→ WHAT THIS TASK INVOLVES: Transcribe the material in full, exactly as written.

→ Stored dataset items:
** begin **

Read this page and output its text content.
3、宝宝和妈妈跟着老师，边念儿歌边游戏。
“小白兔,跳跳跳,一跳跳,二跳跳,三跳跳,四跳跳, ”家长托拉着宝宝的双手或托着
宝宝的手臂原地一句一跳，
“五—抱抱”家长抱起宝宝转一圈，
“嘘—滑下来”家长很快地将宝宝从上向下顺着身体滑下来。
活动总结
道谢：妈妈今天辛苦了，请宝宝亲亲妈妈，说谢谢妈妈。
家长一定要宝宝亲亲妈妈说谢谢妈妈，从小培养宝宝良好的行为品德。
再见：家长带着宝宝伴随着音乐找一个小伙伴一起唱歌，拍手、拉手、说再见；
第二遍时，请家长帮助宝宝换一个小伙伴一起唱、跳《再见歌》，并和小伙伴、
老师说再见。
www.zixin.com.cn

** end **

→ PROBLEM SOLUTION:
Read this page and output its text content.
3、宝宝和妈妈跟着老师，边念儿歌边游戏。
“小白兔,跳跳跳,一跳跳,二跳跳,三跳跳,四跳跳, ”家长托拉着宝宝的双手或托着
宝宝的手臂原地一句一跳，
“五—抱抱”家长抱起宝宝转一圈，
“嘘—滑下来”家长很快地将宝宝从上向下顺着身体滑下来。
活动总结
道谢：妈妈今天辛苦了，请宝宝亲亲妈妈，说谢谢妈妈。
家长一定要宝宝亲亲妈妈说谢谢妈妈，从小培养宝宝良好的行为品德。
再见：家长带着宝宝伴随着音乐找一个小伙伴一起唱歌，拍手、拉手、说再见；
第二遍时，请家长帮助宝宝换一个小伙伴一起唱、跳《再见歌》，并和小伙伴、
老师说再见。
www.zixin.com.cn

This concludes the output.